=== Instructions for the task ===
Determine the number of lines in the data that contain "dendritas", and write only that number.

Dataset excerpts
+++
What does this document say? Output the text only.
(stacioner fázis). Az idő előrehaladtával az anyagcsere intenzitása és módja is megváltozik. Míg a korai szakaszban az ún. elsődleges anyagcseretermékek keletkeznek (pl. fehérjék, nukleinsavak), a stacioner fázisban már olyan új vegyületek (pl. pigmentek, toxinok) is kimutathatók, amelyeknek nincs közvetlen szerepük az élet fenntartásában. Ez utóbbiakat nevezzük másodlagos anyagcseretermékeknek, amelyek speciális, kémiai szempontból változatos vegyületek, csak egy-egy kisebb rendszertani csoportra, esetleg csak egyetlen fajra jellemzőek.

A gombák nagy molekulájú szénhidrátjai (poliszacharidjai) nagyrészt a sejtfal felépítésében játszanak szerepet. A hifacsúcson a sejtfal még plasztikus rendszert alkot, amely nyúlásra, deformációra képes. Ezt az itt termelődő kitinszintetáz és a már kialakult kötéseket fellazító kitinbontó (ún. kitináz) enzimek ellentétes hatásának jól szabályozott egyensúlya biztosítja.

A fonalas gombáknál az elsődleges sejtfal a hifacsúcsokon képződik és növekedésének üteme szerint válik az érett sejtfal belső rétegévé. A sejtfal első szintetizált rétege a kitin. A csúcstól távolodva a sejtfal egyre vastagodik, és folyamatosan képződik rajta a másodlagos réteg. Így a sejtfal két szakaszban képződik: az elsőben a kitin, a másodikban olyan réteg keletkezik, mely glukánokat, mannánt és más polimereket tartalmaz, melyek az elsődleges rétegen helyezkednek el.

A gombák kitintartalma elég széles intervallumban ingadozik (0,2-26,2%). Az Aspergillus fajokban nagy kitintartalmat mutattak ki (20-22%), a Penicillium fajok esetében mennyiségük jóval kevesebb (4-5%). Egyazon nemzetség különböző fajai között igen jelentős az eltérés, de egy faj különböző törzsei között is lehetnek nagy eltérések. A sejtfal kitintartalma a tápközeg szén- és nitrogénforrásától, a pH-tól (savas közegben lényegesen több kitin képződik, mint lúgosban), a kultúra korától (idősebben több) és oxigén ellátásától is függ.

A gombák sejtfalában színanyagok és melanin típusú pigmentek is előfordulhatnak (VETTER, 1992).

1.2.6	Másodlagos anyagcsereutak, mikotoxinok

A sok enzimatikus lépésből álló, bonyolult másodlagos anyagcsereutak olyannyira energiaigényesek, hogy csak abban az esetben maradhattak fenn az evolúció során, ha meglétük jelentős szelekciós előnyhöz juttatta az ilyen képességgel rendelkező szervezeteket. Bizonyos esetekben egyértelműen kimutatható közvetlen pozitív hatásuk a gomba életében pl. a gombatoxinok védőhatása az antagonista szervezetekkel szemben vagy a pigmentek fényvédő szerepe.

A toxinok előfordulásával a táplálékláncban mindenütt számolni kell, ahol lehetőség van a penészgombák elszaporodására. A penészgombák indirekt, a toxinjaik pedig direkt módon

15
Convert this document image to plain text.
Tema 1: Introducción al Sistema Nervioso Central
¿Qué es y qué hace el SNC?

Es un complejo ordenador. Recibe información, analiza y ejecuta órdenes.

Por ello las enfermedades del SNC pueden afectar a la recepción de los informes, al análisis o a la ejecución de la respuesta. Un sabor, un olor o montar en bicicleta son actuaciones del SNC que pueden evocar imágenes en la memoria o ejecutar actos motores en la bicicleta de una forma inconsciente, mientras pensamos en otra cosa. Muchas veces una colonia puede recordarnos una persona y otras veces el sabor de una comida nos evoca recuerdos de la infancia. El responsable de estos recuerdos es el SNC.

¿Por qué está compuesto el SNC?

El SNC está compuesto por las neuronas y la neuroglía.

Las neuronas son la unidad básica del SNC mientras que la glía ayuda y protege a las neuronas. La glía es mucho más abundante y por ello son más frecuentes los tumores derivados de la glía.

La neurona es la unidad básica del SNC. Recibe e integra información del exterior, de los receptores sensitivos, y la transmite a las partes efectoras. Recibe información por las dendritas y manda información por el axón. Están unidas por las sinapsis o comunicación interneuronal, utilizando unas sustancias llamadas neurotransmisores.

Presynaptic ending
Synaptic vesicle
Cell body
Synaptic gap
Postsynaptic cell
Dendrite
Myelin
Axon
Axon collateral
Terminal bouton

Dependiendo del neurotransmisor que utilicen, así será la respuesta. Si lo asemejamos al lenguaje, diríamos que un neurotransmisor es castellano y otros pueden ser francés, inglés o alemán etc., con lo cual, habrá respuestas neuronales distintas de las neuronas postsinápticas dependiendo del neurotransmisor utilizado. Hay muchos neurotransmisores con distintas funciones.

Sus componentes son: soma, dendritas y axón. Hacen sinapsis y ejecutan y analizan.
+++
=== Answer area ===
2